>> START Source document

According to the International Atomic Energy Agency (IAEA), more than two-thirds of the world’s 442 nuclear power reactors are now over 30 years old and approaching or already surpassing the end of their originally anticipated 40-year lifespan.

Around 100 of those reactors globally have already had their operating licences extended. The IAEA also projects that, unless more operating licences are extended, existing nuclear capacity will decline sharply before 2030, particularly in Europe and North America, with all existing plants scheduled to retire by 2060.

Set against the background of an electricity generation sector that faces the immense challenge of shifting almost entirely from fossil fuels to low carbon energy sources by 2050, extending the lifespan of nuclear power generation plants, as we have seen with EDF’s Hartlepool and Heysham 1 plants, could provide an effective route to help meet the UK’s future low emissions energy goals.

In this article, Andrew Buckley – Technical Manager, ABS Consulting Ltd. (UK Office) looks at the modelling and simulation processes required to support nuclear risk assessments from a Finite Element Analysis (FEA) and seismic walkdown perspective.

With over 25 years’ experience working for engineering consultancies, Andrew specialises in FEA and extreme load simulation for a variety of nuclear clients across the country. He has spent much of his career analysing and assessing non-linear problems and projects under normal operating and extreme loading conditions.

This expertise has made him a highly sought-after specialist when considering dynamic loadings such as seismic, impact, and blast for structures and buildings. While Andrew primarily uses ABAQUS for his analysis, he also has experience with ANSYS, LS-DYNA, and other software packages.

Although nuclear plants themselves do not have a set-in-stone lifespan, their components do. To continue to run a plant beyond the design mark that every nuclear facility was built with, you should make a case that nothing has deteriorated that could cause problems if left unaddressed.

A recent example of this is EDF Energy extending the operating life of its Hartlepool and Heysham 1 nuclear plants by two years to March 2026, having originally been due to end generation in 2014. To achieve their objectives, EDF needed the justification to state their extension case to the Office for Nuclear Regulation (ONR) in the shape of proof that the plants can safely achieve what they want them to.

>> END Source document
>> START Stored records

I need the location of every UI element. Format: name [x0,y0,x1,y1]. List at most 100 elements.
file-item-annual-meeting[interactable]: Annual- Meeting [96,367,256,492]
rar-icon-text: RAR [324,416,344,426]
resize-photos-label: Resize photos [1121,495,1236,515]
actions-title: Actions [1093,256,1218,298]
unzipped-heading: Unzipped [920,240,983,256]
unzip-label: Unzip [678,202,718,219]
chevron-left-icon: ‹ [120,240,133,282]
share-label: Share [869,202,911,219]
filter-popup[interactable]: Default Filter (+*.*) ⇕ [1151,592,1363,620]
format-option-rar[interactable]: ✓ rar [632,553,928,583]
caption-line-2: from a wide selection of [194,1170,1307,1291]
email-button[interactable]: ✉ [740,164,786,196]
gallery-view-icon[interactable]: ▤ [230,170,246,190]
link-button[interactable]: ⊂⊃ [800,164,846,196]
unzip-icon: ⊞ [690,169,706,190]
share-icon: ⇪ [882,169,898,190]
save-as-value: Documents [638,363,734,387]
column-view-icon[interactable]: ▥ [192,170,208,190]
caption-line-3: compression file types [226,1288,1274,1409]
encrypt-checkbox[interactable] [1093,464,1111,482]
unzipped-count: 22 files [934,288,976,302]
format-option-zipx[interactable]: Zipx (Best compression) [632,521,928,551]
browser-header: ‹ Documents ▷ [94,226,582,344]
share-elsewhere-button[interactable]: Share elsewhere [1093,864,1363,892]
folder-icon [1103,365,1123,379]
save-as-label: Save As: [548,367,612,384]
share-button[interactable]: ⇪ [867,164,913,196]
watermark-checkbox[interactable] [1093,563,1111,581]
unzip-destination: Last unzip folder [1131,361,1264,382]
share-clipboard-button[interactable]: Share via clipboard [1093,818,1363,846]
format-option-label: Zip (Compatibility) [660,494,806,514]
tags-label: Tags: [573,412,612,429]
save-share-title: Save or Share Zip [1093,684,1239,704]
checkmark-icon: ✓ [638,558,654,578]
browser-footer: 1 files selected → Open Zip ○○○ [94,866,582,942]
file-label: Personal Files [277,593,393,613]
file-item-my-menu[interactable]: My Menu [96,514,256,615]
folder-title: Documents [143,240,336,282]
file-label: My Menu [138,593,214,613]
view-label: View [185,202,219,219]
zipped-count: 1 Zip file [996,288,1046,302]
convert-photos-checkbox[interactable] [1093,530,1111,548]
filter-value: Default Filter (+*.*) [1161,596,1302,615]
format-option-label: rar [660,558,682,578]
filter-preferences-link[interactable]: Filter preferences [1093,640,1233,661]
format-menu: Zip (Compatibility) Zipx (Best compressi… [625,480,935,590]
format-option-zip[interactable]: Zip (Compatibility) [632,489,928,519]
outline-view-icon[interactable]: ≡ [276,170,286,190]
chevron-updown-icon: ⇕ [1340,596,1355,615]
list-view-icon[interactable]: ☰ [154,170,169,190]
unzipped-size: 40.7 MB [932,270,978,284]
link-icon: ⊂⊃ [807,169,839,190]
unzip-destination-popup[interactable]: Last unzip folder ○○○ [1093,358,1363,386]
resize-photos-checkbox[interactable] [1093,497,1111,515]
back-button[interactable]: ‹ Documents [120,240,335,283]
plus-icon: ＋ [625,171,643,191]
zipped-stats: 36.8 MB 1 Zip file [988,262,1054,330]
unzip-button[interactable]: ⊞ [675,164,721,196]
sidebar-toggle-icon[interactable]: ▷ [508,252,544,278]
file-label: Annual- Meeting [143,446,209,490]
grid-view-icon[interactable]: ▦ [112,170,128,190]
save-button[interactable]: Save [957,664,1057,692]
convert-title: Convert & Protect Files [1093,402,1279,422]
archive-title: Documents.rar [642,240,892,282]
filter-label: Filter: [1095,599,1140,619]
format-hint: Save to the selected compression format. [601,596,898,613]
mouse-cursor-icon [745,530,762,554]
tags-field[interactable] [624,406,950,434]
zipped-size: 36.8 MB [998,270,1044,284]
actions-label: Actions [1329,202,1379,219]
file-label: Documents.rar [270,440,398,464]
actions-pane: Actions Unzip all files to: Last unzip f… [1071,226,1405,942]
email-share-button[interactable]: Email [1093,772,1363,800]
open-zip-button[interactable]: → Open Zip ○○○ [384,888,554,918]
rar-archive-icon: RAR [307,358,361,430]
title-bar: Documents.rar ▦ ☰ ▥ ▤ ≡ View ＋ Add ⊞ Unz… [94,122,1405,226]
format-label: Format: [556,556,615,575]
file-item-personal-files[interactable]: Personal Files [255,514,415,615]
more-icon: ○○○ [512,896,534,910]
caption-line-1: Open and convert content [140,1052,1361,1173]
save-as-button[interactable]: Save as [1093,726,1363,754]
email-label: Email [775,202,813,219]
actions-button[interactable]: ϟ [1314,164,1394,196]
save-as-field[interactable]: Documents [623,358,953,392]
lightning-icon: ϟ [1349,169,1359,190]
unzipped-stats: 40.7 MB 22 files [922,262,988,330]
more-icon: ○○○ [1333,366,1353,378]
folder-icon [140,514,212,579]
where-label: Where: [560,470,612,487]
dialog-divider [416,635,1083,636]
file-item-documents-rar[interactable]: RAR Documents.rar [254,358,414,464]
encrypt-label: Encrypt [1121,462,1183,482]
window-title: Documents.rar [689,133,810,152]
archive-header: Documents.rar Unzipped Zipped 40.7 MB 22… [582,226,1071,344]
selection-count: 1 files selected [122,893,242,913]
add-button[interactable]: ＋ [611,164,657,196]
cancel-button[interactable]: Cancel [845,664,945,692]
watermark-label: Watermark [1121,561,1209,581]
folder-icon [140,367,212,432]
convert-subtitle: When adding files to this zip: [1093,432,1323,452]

>> END Stored records

Written tasks:
1. Name each software package that the article on extending nuclear plant lifespans mentions by name.
2. Pick up the article on extending nuclear plant lifespans after its last sentence and carry it forward.

Responses in order:
1. ABAQUS, ANSYS, LS-DYNA

2.
It is important to also state that the lifetime extension justification process equally applies to any organisation with a nuclear licence, not purely power generation plants. Stating the Case For Lifetime Extension

There are clear arguments for lifetime extensions within the UK’s existing nuclear plants. Compared with a nuclear new build, lifetime extension projects can be far less capital intensive, with significantly shorter construction times, better cost controls and less construction delays.

So, it makes sense to state the case for their lifespan extension, particularly against emission reductions targets. But lifetime extensions should look way beyond the graphite core itself and its behaviour. Every aspect of a nuclear plant’s operation should be assessed and proven to remain capable of safe operation.

The case for lifetime extension focuses on the operator evidencing that they have identified and are safely managing any ageing effects in systems, structures, and components. Further, it should confirm that the operational, structural and environmental parameters, conditions have deteriorated and that risks to individuals and the environment have not increased.

Safety sits at the heart of any lifetime extension plan and within their Safety Case, operators should consider any new or escalated levels of risk, hazard, or standards that have been introduced. It is also important to consider that the Safety Case will be constantly evolving as equipment is replaced after reaching the end of its life.

So, what should nuclear plant operators be looking at when they are considering the evidential case for extending the lifespan of their nuclear operations? The Role of Modelling, Simulation and Seismic Walkdowns to Support Nuclear Risk Assessments

Finite Element Analysis

By using FEA, we can study the behaviour of structures, plants and equipment when subjected to both normal operating (day-to-day) and design loadings and extreme hazards such as seismic, weather impact and blast loads. These include linear and non-linear approaches and analysis methodologies.

Seismic Walkdown

Seismic walkdowns are also invaluable in this process, providing a real time review of the facility, its infrastructure and the plant and equipment in its current condition and location. This is important as it can take account of any variations from concept, design or installation drawings or references and assesses the true condition, including material degradation and damage. Additionally, the seismic walkdown review enables the identification and consideration of potential interactions with adjacent plants and equipment that could occur during seismic events, which might not be considered by a desktop-based assessment.

Both processes can be used to look at:

New Installations

Operators should provide detailed design analysis and assessments for any new structures, cranes or plant and equipment. It is important to demonstrate that existing structures and plants have been assessed for the potential impact of new hazards or loadings that could impact the safety case.

Operators should therefore consider:

• Seismic and condition walkdown surveys.
• Structural assessment and substantiation against static and dynamic load cases, including blast, seismic and other natural hazards, such as climate change impacts.
• Design of structural elements, connections and retrofit solutions to mitigate structural vulnerabilities.
• Production of engineering substantiation calculations with technical specifications and drawings.
• The impact of new installations with respect to existing structures, plant and equipment.
• Independent Technical Assessment (ITA).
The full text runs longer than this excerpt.